::: Data for the task

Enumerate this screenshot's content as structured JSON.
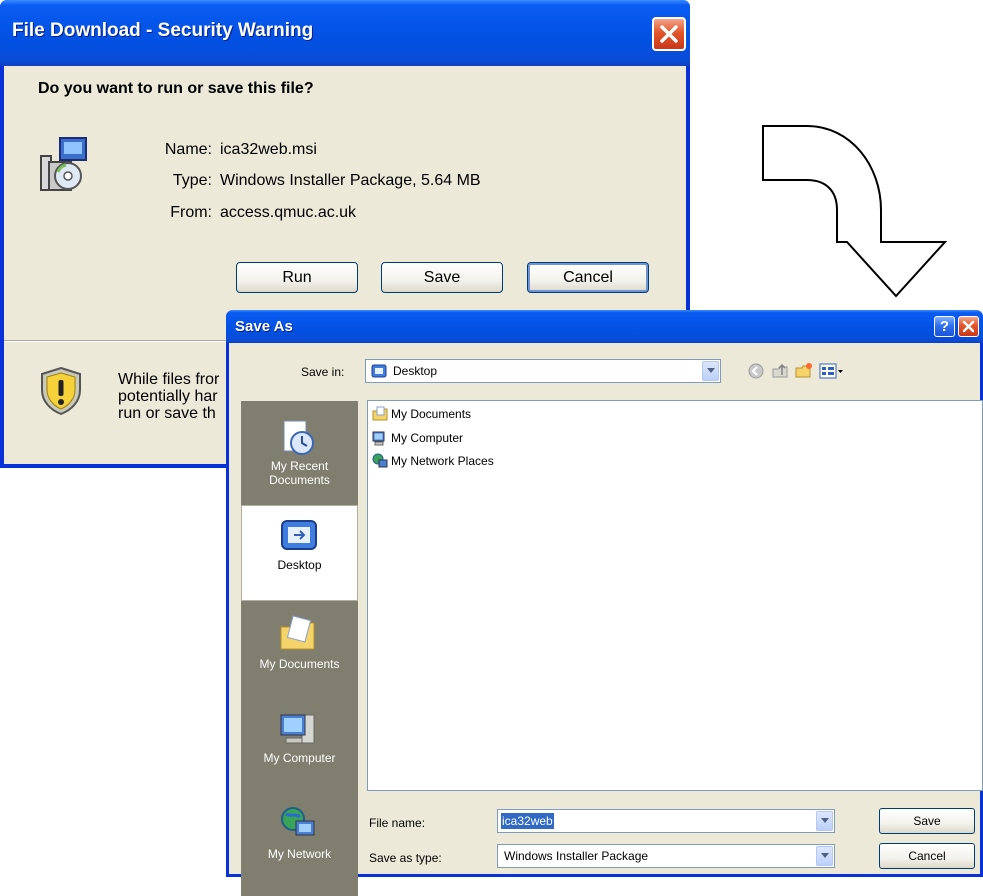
{
  "download_dialog": {
    "title": "File Download - Security Warning",
    "question": "Do you want to run or save this file?",
    "name_label": "Name:",
    "name_value": "ica32web.msi",
    "type_label": "Type:",
    "type_value": "Windows Installer Package, 5.64 MB",
    "from_label": "From:",
    "from_value": "access.qmuc.ac.uk",
    "run_button": "Run",
    "save_button": "Save",
    "cancel_button": "Cancel",
    "warning_line1": "While files fror",
    "warning_line2": "potentially har",
    "warning_line3": "run or save th"
  },
  "save_as_dialog": {
    "title": "Save As",
    "help_button": "?",
    "save_in_label": "Save in:",
    "save_in_value": "Desktop",
    "places": [
      {
        "label": "My Recent Documents",
        "icon": "recent-documents-icon"
      },
      {
        "label": "Desktop",
        "icon": "desktop-icon"
      },
      {
        "label": "My Documents",
        "icon": "my-documents-icon"
      },
      {
        "label": "My Computer",
        "icon": "my-computer-icon"
      },
      {
        "label": "My Network",
        "icon": "my-network-icon"
      }
    ],
    "files": [
      {
        "name": "My Documents",
        "icon": "folder-icon"
      },
      {
        "name": "My Computer",
        "icon": "computer-icon"
      },
      {
        "name": "My Network Places",
        "icon": "network-icon"
      }
    ],
    "file_name_label": "File name:",
    "file_name_value": "ica32web",
    "save_as_type_label": "Save as type:",
    "save_as_type_value": "Windows Installer Package",
    "save_button": "Save",
    "cancel_button": "Cancel"
  },
  "colors": {
    "title_bar": "#0454e8",
    "dialog_face": "#ece9d8",
    "selection": "#316ac5"
  }
}
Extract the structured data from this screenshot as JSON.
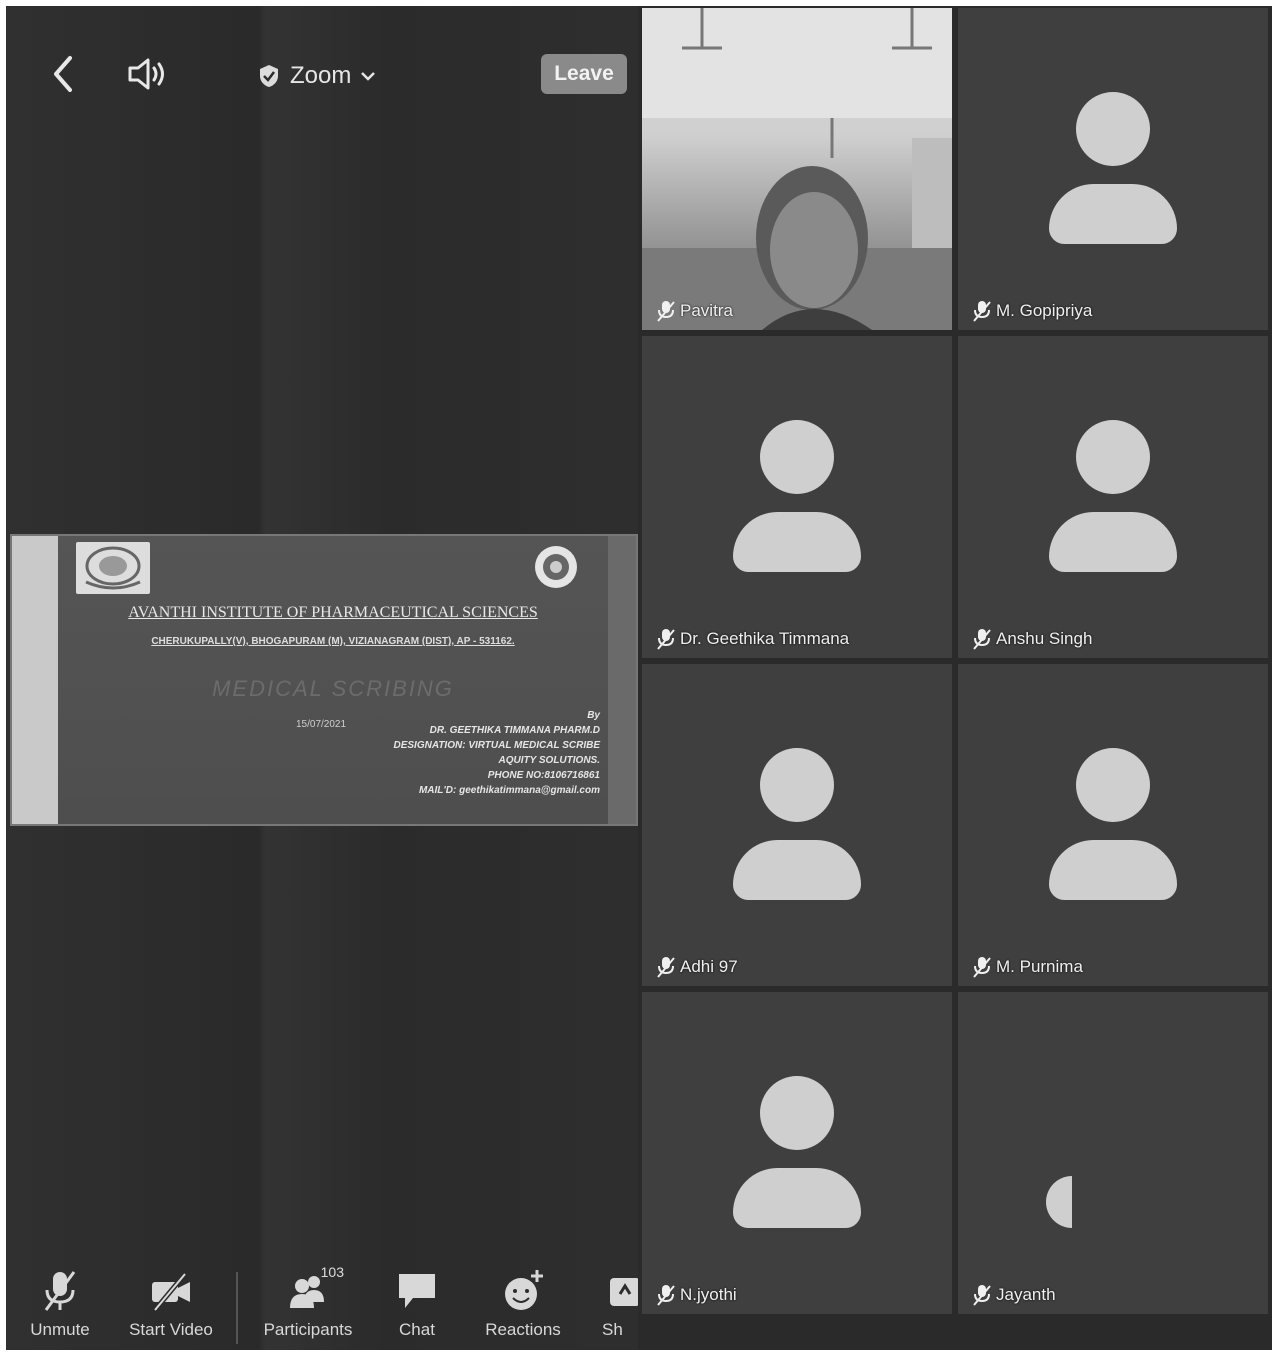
{
  "topbar": {
    "back_icon": "chevron-left-icon",
    "speaker_icon": "speaker-icon",
    "title": "Zoom",
    "leave_label": "Leave"
  },
  "share": {
    "institute": "AVANTHI INSTITUTE OF PHARMACEUTICAL SCIENCES",
    "address": "CHERUKUPALLY(V), BHOGAPURAM (M), VIZIANAGRAM (DIST), AP - 531162.",
    "topic": "MEDICAL SCRIBING",
    "date": "15/07/2021",
    "by_lines": [
      "By",
      "DR. GEETHIKA TIMMANA PHARM.D",
      "DESIGNATION: VIRTUAL MEDICAL SCRIBE",
      "AQUITY SOLUTIONS.",
      "PHONE NO:8106716861",
      "MAIL'D: geethikatimmana@gmail.com"
    ]
  },
  "toolbar": {
    "unmute": "Unmute",
    "start_video": "Start Video",
    "participants": "Participants",
    "participants_count": "103",
    "chat": "Chat",
    "reactions": "Reactions",
    "share": "Sh"
  },
  "participants": [
    {
      "name": "Pavitra"
    },
    {
      "name": "M. Gopipriya"
    },
    {
      "name": "Dr. Geethika Timmana"
    },
    {
      "name": "Anshu Singh"
    },
    {
      "name": "Adhi 97"
    },
    {
      "name": "M. Purnima"
    },
    {
      "name": "N.jyothi"
    },
    {
      "name": "Jayanth"
    }
  ],
  "colors": {
    "background": "#2c2c2c",
    "tile": "#3f3f3f",
    "avatar": "#cfcfcf",
    "leave_button": "#8a8a8a"
  }
}
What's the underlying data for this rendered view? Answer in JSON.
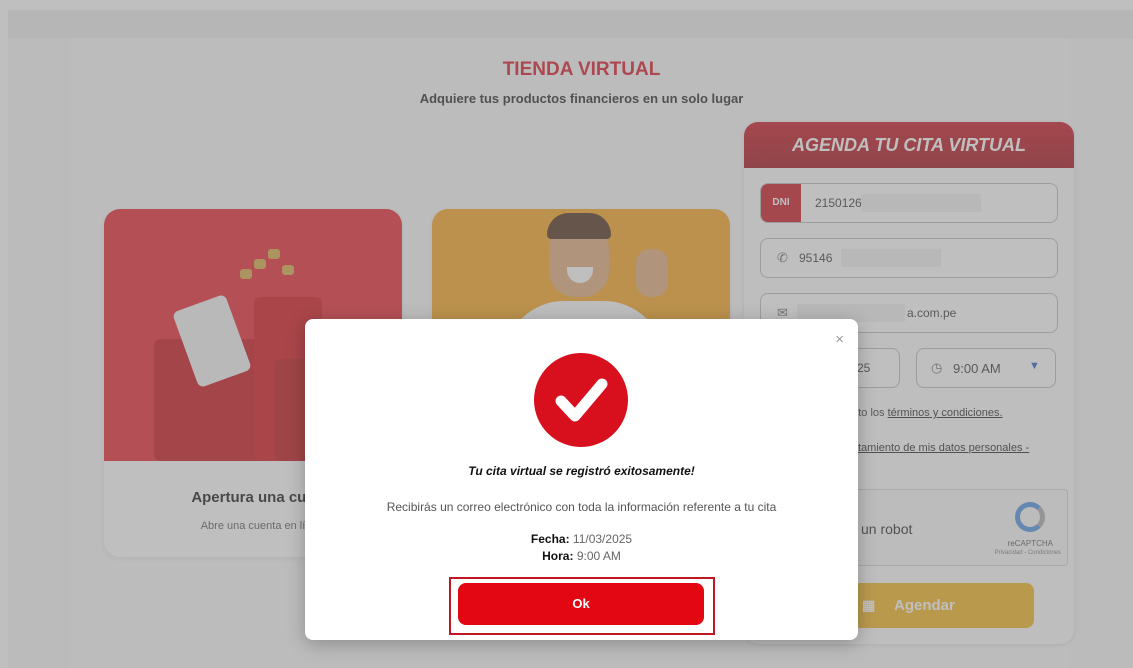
{
  "hero": {
    "title": "TIENDA VIRTUAL",
    "subtitle": "Adquiere tus productos financieros en un solo lugar"
  },
  "cards": [
    {
      "title": "Apertura una cue",
      "description": "Abre una cuenta en lí"
    },
    {
      "title": "",
      "description": ""
    }
  ],
  "agenda": {
    "header": "AGENDA TU CITA VIRTUAL",
    "dni_tag": "DNI",
    "dni_value": "2150126",
    "phone_value": "95146",
    "email_value": "a.com.pe",
    "date_value": "25",
    "time_value": "9:00 AM",
    "terms_prefix": "epto los ",
    "terms_link": "términos y condiciones.",
    "data_link": "tamiento de mis datos personales -",
    "captcha_label": "un robot",
    "captcha_brand": "reCAPTCHA",
    "captcha_privacy": "Privacidad - Condiciones",
    "submit_label": "Agendar"
  },
  "modal": {
    "close_glyph": "×",
    "title": "Tu cita virtual se registró exitosamente!",
    "message": "Recibirás un correo electrónico con toda la información referente a tu cita",
    "fecha_label": "Fecha:",
    "fecha_value": "11/03/2025",
    "hora_label": "Hora:",
    "hora_value": "9:00 AM",
    "ok_label": "Ok"
  },
  "colors": {
    "brand_red": "#e30613",
    "accent_yellow": "#f2b51a"
  },
  "icons": [
    "phone-icon",
    "mail-icon",
    "clock-icon",
    "chevron-down-icon",
    "calendar-icon",
    "close-icon",
    "check-icon"
  ]
}
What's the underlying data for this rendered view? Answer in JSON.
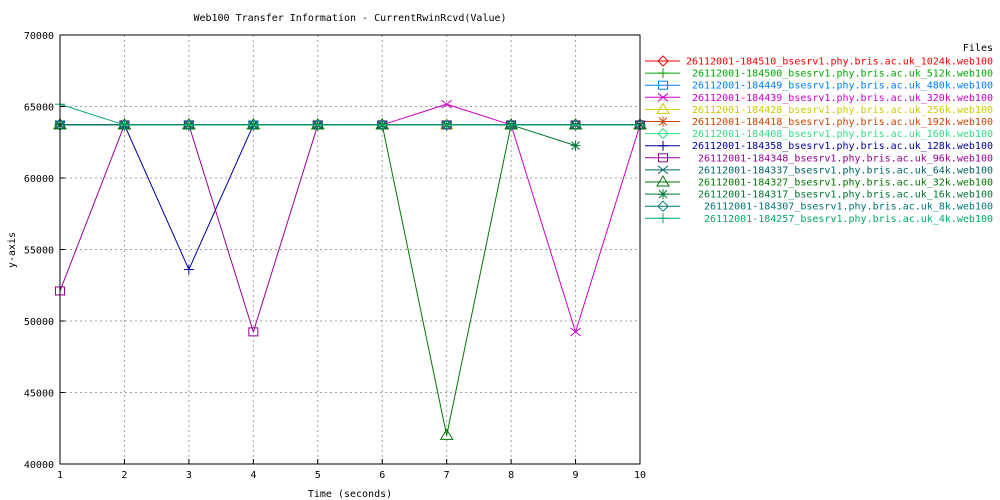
{
  "chart_data": {
    "type": "line",
    "title": "Web100 Transfer Information - CurrentRwinRcvd(Value)",
    "xlabel": "Time (seconds)",
    "ylabel": "y-axis",
    "xlim": [
      1,
      10
    ],
    "ylim": [
      40000,
      70000
    ],
    "xticks": [
      1,
      2,
      3,
      4,
      5,
      6,
      7,
      8,
      9,
      10
    ],
    "yticks": [
      40000,
      45000,
      50000,
      55000,
      60000,
      65000,
      70000
    ],
    "grid": true,
    "legend_title": "Files",
    "legend_position": "right",
    "series": [
      {
        "name": "26112001-184510_bsesrv1.phy.bris.ac.uk_1024k.web100",
        "color": "#ff0000",
        "marker": "diamond",
        "points": [
          [
            1,
            63712
          ],
          [
            2,
            63712
          ],
          [
            3,
            63712
          ],
          [
            4,
            63712
          ],
          [
            5,
            63712
          ],
          [
            6,
            63712
          ],
          [
            7,
            63712
          ],
          [
            8,
            63712
          ],
          [
            9,
            63712
          ],
          [
            10,
            63712
          ]
        ]
      },
      {
        "name": "26112001-184500_bsesrv1.phy.bris.ac.uk_512k.web100",
        "color": "#00aa00",
        "marker": "plus",
        "points": [
          [
            1,
            63712
          ],
          [
            2,
            63712
          ],
          [
            3,
            63712
          ],
          [
            4,
            63712
          ],
          [
            5,
            63712
          ],
          [
            6,
            63712
          ],
          [
            7,
            63712
          ],
          [
            8,
            63712
          ],
          [
            9,
            63712
          ],
          [
            10,
            63712
          ]
        ]
      },
      {
        "name": "26112001-184449_bsesrv1.phy.bris.ac.uk_480k.web100",
        "color": "#0080ff",
        "marker": "square",
        "points": [
          [
            1,
            63712
          ],
          [
            2,
            63712
          ],
          [
            3,
            63712
          ],
          [
            4,
            63712
          ],
          [
            5,
            63712
          ],
          [
            6,
            63712
          ],
          [
            7,
            63712
          ],
          [
            8,
            63712
          ],
          [
            9,
            63712
          ],
          [
            10,
            63712
          ]
        ]
      },
      {
        "name": "26112001-184439_bsesrv1.phy.bris.ac.uk_320k.web100",
        "color": "#cc00cc",
        "marker": "x",
        "points": [
          [
            1,
            63712
          ],
          [
            2,
            63712
          ],
          [
            3,
            63712
          ],
          [
            4,
            63712
          ],
          [
            5,
            63712
          ],
          [
            6,
            63712
          ],
          [
            7,
            65160
          ],
          [
            8,
            63712
          ],
          [
            9,
            49240
          ],
          [
            10,
            63712
          ]
        ]
      },
      {
        "name": "26112001-184428_bsesrv1.phy.bris.ac.uk_256k.web100",
        "color": "#cccc00",
        "marker": "triangle",
        "points": [
          [
            1,
            63712
          ],
          [
            2,
            63712
          ],
          [
            3,
            63712
          ],
          [
            4,
            63712
          ],
          [
            5,
            63712
          ],
          [
            6,
            63712
          ],
          [
            7,
            63712
          ],
          [
            8,
            63712
          ],
          [
            9,
            63712
          ],
          [
            10,
            63712
          ]
        ]
      },
      {
        "name": "26112001-184418_bsesrv1.phy.bris.ac.uk_192k.web100",
        "color": "#cc4400",
        "marker": "star",
        "points": [
          [
            1,
            63712
          ],
          [
            2,
            63712
          ],
          [
            3,
            63712
          ],
          [
            4,
            63712
          ],
          [
            5,
            63712
          ],
          [
            6,
            63712
          ],
          [
            7,
            63712
          ],
          [
            8,
            63712
          ],
          [
            9,
            63712
          ],
          [
            10,
            63712
          ]
        ]
      },
      {
        "name": "26112001-184408_bsesrv1.phy.bris.ac.uk_160k.web100",
        "color": "#33dd88",
        "marker": "diamond",
        "points": [
          [
            1,
            63712
          ],
          [
            2,
            63712
          ],
          [
            3,
            63712
          ],
          [
            4,
            63712
          ],
          [
            5,
            63712
          ],
          [
            6,
            63712
          ],
          [
            7,
            63712
          ],
          [
            8,
            63712
          ],
          [
            9,
            63712
          ],
          [
            10,
            63712
          ]
        ]
      },
      {
        "name": "26112001-184358_bsesrv1.phy.bris.ac.uk_128k.web100",
        "color": "#000099",
        "marker": "plus",
        "points": [
          [
            1,
            63712
          ],
          [
            2,
            63712
          ],
          [
            3,
            53600
          ],
          [
            4,
            63712
          ],
          [
            5,
            63712
          ],
          [
            6,
            63712
          ],
          [
            7,
            63712
          ],
          [
            8,
            63712
          ],
          [
            9,
            63712
          ],
          [
            10,
            63712
          ]
        ]
      },
      {
        "name": "26112001-184348_bsesrv1.phy.bris.ac.uk_96k.web100",
        "color": "#990099",
        "marker": "square",
        "points": [
          [
            1,
            52100
          ],
          [
            2,
            63712
          ],
          [
            3,
            63712
          ],
          [
            4,
            49240
          ],
          [
            5,
            63712
          ],
          [
            6,
            63712
          ],
          [
            7,
            63712
          ],
          [
            8,
            63712
          ],
          [
            9,
            63712
          ],
          [
            10,
            63712
          ]
        ]
      },
      {
        "name": "26112001-184337_bsesrv1.phy.bris.ac.uk_64k.web100",
        "color": "#006666",
        "marker": "x",
        "points": [
          [
            1,
            63712
          ],
          [
            2,
            63712
          ],
          [
            3,
            63712
          ],
          [
            4,
            63712
          ],
          [
            5,
            63712
          ],
          [
            6,
            63712
          ],
          [
            7,
            63712
          ],
          [
            8,
            63712
          ],
          [
            9,
            63712
          ],
          [
            10,
            63712
          ]
        ]
      },
      {
        "name": "26112001-184327_bsesrv1.phy.bris.ac.uk_32k.web100",
        "color": "#007700",
        "marker": "triangle",
        "points": [
          [
            1,
            63712
          ],
          [
            2,
            63712
          ],
          [
            3,
            63712
          ],
          [
            4,
            63712
          ],
          [
            5,
            63712
          ],
          [
            6,
            63712
          ],
          [
            7,
            42000
          ],
          [
            8,
            63712
          ],
          [
            9,
            63712
          ],
          [
            10,
            63712
          ]
        ]
      },
      {
        "name": "26112001-184317_bsesrv1.phy.bris.ac.uk_16k.web100",
        "color": "#007733",
        "marker": "star",
        "points": [
          [
            1,
            63712
          ],
          [
            2,
            63712
          ],
          [
            3,
            63712
          ],
          [
            4,
            63712
          ],
          [
            5,
            63712
          ],
          [
            6,
            63712
          ],
          [
            7,
            63712
          ],
          [
            8,
            63712
          ],
          [
            9,
            62264
          ]
        ]
      },
      {
        "name": "26112001-184307_bsesrv1.phy.bris.ac.uk_8k.web100",
        "color": "#007777",
        "marker": "diamond",
        "points": [
          [
            1,
            63712
          ],
          [
            2,
            63712
          ],
          [
            3,
            63712
          ],
          [
            4,
            63712
          ],
          [
            5,
            63712
          ],
          [
            6,
            63712
          ],
          [
            7,
            63712
          ],
          [
            8,
            63712
          ],
          [
            9,
            63712
          ],
          [
            10,
            63712
          ]
        ]
      },
      {
        "name": "26112001-184257_bsesrv1.phy.bris.ac.uk_4k.web100",
        "color": "#00aa66",
        "marker": "plus",
        "points": [
          [
            1,
            65160
          ],
          [
            2,
            63712
          ],
          [
            3,
            63712
          ],
          [
            4,
            63712
          ],
          [
            5,
            63712
          ],
          [
            6,
            63712
          ],
          [
            7,
            63712
          ],
          [
            8,
            63712
          ],
          [
            9,
            63712
          ],
          [
            10,
            63712
          ]
        ]
      }
    ]
  }
}
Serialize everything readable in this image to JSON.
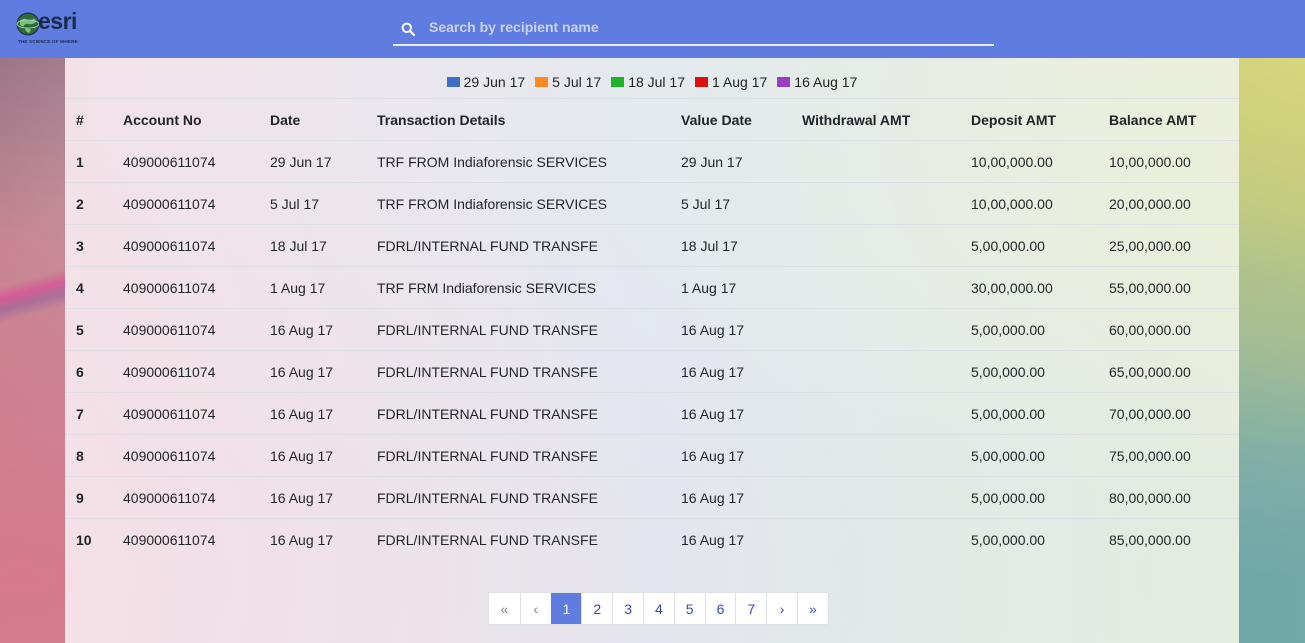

::::::

--- What you will do ---
Tally every line of the listing that holds the string "Installer", then give the number by itself.

--- Expected output ---
2